-- Start of PROVIDED DATA --

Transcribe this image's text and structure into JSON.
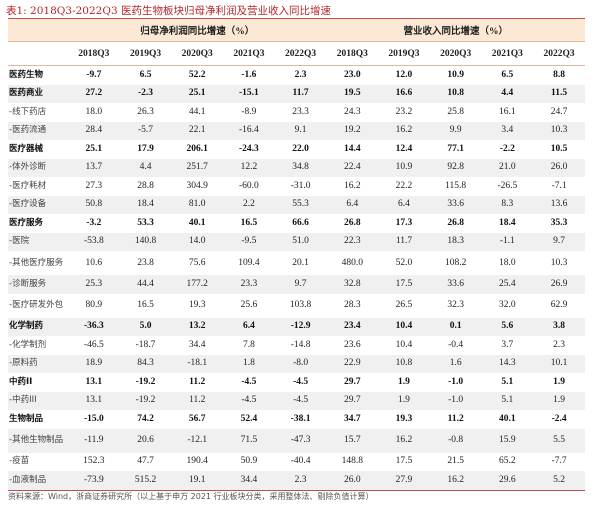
{
  "title": "表1:   2018Q3-2022Q3 医药生物板块归母净利润及营业收入同比增速",
  "groups": [
    "归母净利润同比增速（%）",
    "营业收入同比增速（%）"
  ],
  "years": [
    "2018Q3",
    "2019Q3",
    "2020Q3",
    "2021Q3",
    "2022Q3",
    "2018Q3",
    "2019Q3",
    "2020Q3",
    "2021Q3",
    "2022Q3"
  ],
  "rows": [
    {
      "name": "医药生物",
      "bold": true,
      "v": [
        "-9.7",
        "6.5",
        "52.2",
        "-1.6",
        "2.3",
        "23.0",
        "12.0",
        "10.9",
        "6.5",
        "8.8"
      ]
    },
    {
      "name": "医药商业",
      "bold": true,
      "v": [
        "27.2",
        "-2.3",
        "25.1",
        "-15.1",
        "11.7",
        "19.5",
        "16.6",
        "10.8",
        "4.4",
        "11.5"
      ]
    },
    {
      "name": "-线下药店",
      "v": [
        "18.0",
        "26.3",
        "44.1",
        "-8.9",
        "23.3",
        "24.3",
        "23.2",
        "25.8",
        "16.1",
        "24.7"
      ]
    },
    {
      "name": "-医药流通",
      "v": [
        "28.4",
        "-5.7",
        "22.1",
        "-16.4",
        "9.1",
        "19.2",
        "16.2",
        "9.9",
        "3.4",
        "10.3"
      ]
    },
    {
      "name": "医疗器械",
      "bold": true,
      "v": [
        "25.1",
        "17.9",
        "206.1",
        "-24.3",
        "22.0",
        "14.4",
        "12.4",
        "77.1",
        "-2.2",
        "10.5"
      ]
    },
    {
      "name": "-体外诊断",
      "v": [
        "13.7",
        "4.4",
        "251.7",
        "12.2",
        "34.8",
        "22.4",
        "10.9",
        "92.8",
        "21.0",
        "26.0"
      ]
    },
    {
      "name": "-医疗耗材",
      "v": [
        "27.3",
        "28.8",
        "304.9",
        "-60.0",
        "-31.0",
        "16.2",
        "22.2",
        "115.8",
        "-26.5",
        "-7.1"
      ]
    },
    {
      "name": "-医疗设备",
      "v": [
        "50.8",
        "18.4",
        "81.0",
        "2.2",
        "55.3",
        "6.4",
        "6.4",
        "33.6",
        "8.3",
        "13.6"
      ]
    },
    {
      "name": "医疗服务",
      "bold": true,
      "v": [
        "-3.2",
        "53.3",
        "40.1",
        "16.5",
        "66.6",
        "26.8",
        "17.3",
        "26.8",
        "18.4",
        "35.3"
      ]
    },
    {
      "name": "-医院",
      "v": [
        "-53.8",
        "140.8",
        "14.0",
        "-9.5",
        "51.0",
        "22.3",
        "11.7",
        "18.3",
        "-1.1",
        "9.7"
      ]
    },
    {
      "name": "-其他医疗服务",
      "two": true,
      "v": [
        "10.6",
        "23.8",
        "75.6",
        "109.4",
        "20.1",
        "480.0",
        "52.0",
        "108.2",
        "18.0",
        "10.3"
      ]
    },
    {
      "name": "-诊断服务",
      "v": [
        "25.3",
        "44.4",
        "177.2",
        "23.3",
        "9.7",
        "32.8",
        "17.5",
        "33.6",
        "25.4",
        "26.9"
      ]
    },
    {
      "name": "-医疗研发外包",
      "two": true,
      "v": [
        "80.9",
        "16.5",
        "19.3",
        "25.6",
        "103.8",
        "28.3",
        "26.5",
        "32.3",
        "32.0",
        "62.9"
      ]
    },
    {
      "name": "化学制药",
      "bold": true,
      "v": [
        "-36.3",
        "5.0",
        "13.2",
        "6.4",
        "-12.9",
        "23.4",
        "10.4",
        "0.1",
        "5.6",
        "3.8"
      ]
    },
    {
      "name": "-化学制剂",
      "v": [
        "-46.5",
        "-18.7",
        "34.4",
        "7.8",
        "-14.8",
        "23.6",
        "10.4",
        "-0.4",
        "3.7",
        "2.3"
      ]
    },
    {
      "name": "-原料药",
      "v": [
        "18.9",
        "84.3",
        "-18.1",
        "1.8",
        "-8.0",
        "22.9",
        "10.8",
        "1.6",
        "14.3",
        "10.1"
      ]
    },
    {
      "name": "中药II",
      "bold": true,
      "v": [
        "13.1",
        "-19.2",
        "11.2",
        "-4.5",
        "-4.5",
        "29.7",
        "1.9",
        "-1.0",
        "5.1",
        "1.9"
      ]
    },
    {
      "name": "-中药III",
      "v": [
        "13.1",
        "-19.2",
        "11.2",
        "-4.5",
        "-4.5",
        "29.7",
        "1.9",
        "-1.0",
        "5.1",
        "1.9"
      ]
    },
    {
      "name": "生物制品",
      "bold": true,
      "v": [
        "-15.0",
        "74.2",
        "56.7",
        "52.4",
        "-38.1",
        "34.7",
        "19.3",
        "11.2",
        "40.1",
        "-2.4"
      ]
    },
    {
      "name": "-其他生物制品",
      "two": true,
      "v": [
        "-11.9",
        "20.6",
        "-12.1",
        "71.5",
        "-47.3",
        "15.7",
        "16.2",
        "-0.8",
        "15.9",
        "5.5"
      ]
    },
    {
      "name": "-疫苗",
      "v": [
        "152.3",
        "47.7",
        "190.4",
        "50.9",
        "-40.4",
        "148.8",
        "17.5",
        "21.5",
        "65.2",
        "-7.7"
      ]
    },
    {
      "name": "-血液制品",
      "v": [
        "-73.9",
        "515.2",
        "19.1",
        "34.4",
        "2.3",
        "26.0",
        "27.9",
        "16.2",
        "29.6",
        "5.2"
      ]
    }
  ],
  "note": "资料来源：Wind，浙商证券研究所（以上基于申万 2021 行业板块分类，采用整体法、剔除负值计算）"
}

-- End of PROVIDED DATA --

Copy every line of the data exactly as written, excluding the pictures.

Transcribe this image's text and structure into JSON.
{
  "title": "表1:   2018Q3-2022Q3 医药生物板块归母净利润及营业收入同比增速",
  "groups": [
    "归母净利润同比增速（%）",
    "营业收入同比增速（%）"
  ],
  "years": [
    "2018Q3",
    "2019Q3",
    "2020Q3",
    "2021Q3",
    "2022Q3",
    "2018Q3",
    "2019Q3",
    "2020Q3",
    "2021Q3",
    "2022Q3"
  ],
  "rows": [
    {
      "name": "医药生物",
      "bold": true,
      "v": [
        "-9.7",
        "6.5",
        "52.2",
        "-1.6",
        "2.3",
        "23.0",
        "12.0",
        "10.9",
        "6.5",
        "8.8"
      ]
    },
    {
      "name": "医药商业",
      "bold": true,
      "v": [
        "27.2",
        "-2.3",
        "25.1",
        "-15.1",
        "11.7",
        "19.5",
        "16.6",
        "10.8",
        "4.4",
        "11.5"
      ]
    },
    {
      "name": "-线下药店",
      "v": [
        "18.0",
        "26.3",
        "44.1",
        "-8.9",
        "23.3",
        "24.3",
        "23.2",
        "25.8",
        "16.1",
        "24.7"
      ]
    },
    {
      "name": "-医药流通",
      "v": [
        "28.4",
        "-5.7",
        "22.1",
        "-16.4",
        "9.1",
        "19.2",
        "16.2",
        "9.9",
        "3.4",
        "10.3"
      ]
    },
    {
      "name": "医疗器械",
      "bold": true,
      "v": [
        "25.1",
        "17.9",
        "206.1",
        "-24.3",
        "22.0",
        "14.4",
        "12.4",
        "77.1",
        "-2.2",
        "10.5"
      ]
    },
    {
      "name": "-体外诊断",
      "v": [
        "13.7",
        "4.4",
        "251.7",
        "12.2",
        "34.8",
        "22.4",
        "10.9",
        "92.8",
        "21.0",
        "26.0"
      ]
    },
    {
      "name": "-医疗耗材",
      "v": [
        "27.3",
        "28.8",
        "304.9",
        "-60.0",
        "-31.0",
        "16.2",
        "22.2",
        "115.8",
        "-26.5",
        "-7.1"
      ]
    },
    {
      "name": "-医疗设备",
      "v": [
        "50.8",
        "18.4",
        "81.0",
        "2.2",
        "55.3",
        "6.4",
        "6.4",
        "33.6",
        "8.3",
        "13.6"
      ]
    },
    {
      "name": "医疗服务",
      "bold": true,
      "v": [
        "-3.2",
        "53.3",
        "40.1",
        "16.5",
        "66.6",
        "26.8",
        "17.3",
        "26.8",
        "18.4",
        "35.3"
      ]
    },
    {
      "name": "-医院",
      "v": [
        "-53.8",
        "140.8",
        "14.0",
        "-9.5",
        "51.0",
        "22.3",
        "11.7",
        "18.3",
        "-1.1",
        "9.7"
      ]
    },
    {
      "name": "-其他医疗服务",
      "two": true,
      "v": [
        "10.6",
        "23.8",
        "75.6",
        "109.4",
        "20.1",
        "480.0",
        "52.0",
        "108.2",
        "18.0",
        "10.3"
      ]
    },
    {
      "name": "-诊断服务",
      "v": [
        "25.3",
        "44.4",
        "177.2",
        "23.3",
        "9.7",
        "32.8",
        "17.5",
        "33.6",
        "25.4",
        "26.9"
      ]
    },
    {
      "name": "-医疗研发外包",
      "two": true,
      "v": [
        "80.9",
        "16.5",
        "19.3",
        "25.6",
        "103.8",
        "28.3",
        "26.5",
        "32.3",
        "32.0",
        "62.9"
      ]
    },
    {
      "name": "化学制药",
      "bold": true,
      "v": [
        "-36.3",
        "5.0",
        "13.2",
        "6.4",
        "-12.9",
        "23.4",
        "10.4",
        "0.1",
        "5.6",
        "3.8"
      ]
    },
    {
      "name": "-化学制剂",
      "v": [
        "-46.5",
        "-18.7",
        "34.4",
        "7.8",
        "-14.8",
        "23.6",
        "10.4",
        "-0.4",
        "3.7",
        "2.3"
      ]
    },
    {
      "name": "-原料药",
      "v": [
        "18.9",
        "84.3",
        "-18.1",
        "1.8",
        "-8.0",
        "22.9",
        "10.8",
        "1.6",
        "14.3",
        "10.1"
      ]
    },
    {
      "name": "中药II",
      "bold": true,
      "v": [
        "13.1",
        "-19.2",
        "11.2",
        "-4.5",
        "-4.5",
        "29.7",
        "1.9",
        "-1.0",
        "5.1",
        "1.9"
      ]
    },
    {
      "name": "-中药III",
      "v": [
        "13.1",
        "-19.2",
        "11.2",
        "-4.5",
        "-4.5",
        "29.7",
        "1.9",
        "-1.0",
        "5.1",
        "1.9"
      ]
    },
    {
      "name": "生物制品",
      "bold": true,
      "v": [
        "-15.0",
        "74.2",
        "56.7",
        "52.4",
        "-38.1",
        "34.7",
        "19.3",
        "11.2",
        "40.1",
        "-2.4"
      ]
    },
    {
      "name": "-其他生物制品",
      "two": true,
      "v": [
        "-11.9",
        "20.6",
        "-12.1",
        "71.5",
        "-47.3",
        "15.7",
        "16.2",
        "-0.8",
        "15.9",
        "5.5"
      ]
    },
    {
      "name": "-疫苗",
      "v": [
        "152.3",
        "47.7",
        "190.4",
        "50.9",
        "-40.4",
        "148.8",
        "17.5",
        "21.5",
        "65.2",
        "-7.7"
      ]
    },
    {
      "name": "-血液制品",
      "v": [
        "-73.9",
        "515.2",
        "19.1",
        "34.4",
        "2.3",
        "26.0",
        "27.9",
        "16.2",
        "29.6",
        "5.2"
      ]
    }
  ],
  "note": "资料来源：Wind，浙商证券研究所（以上基于申万 2021 行业板块分类，采用整体法、剔除负值计算）"
}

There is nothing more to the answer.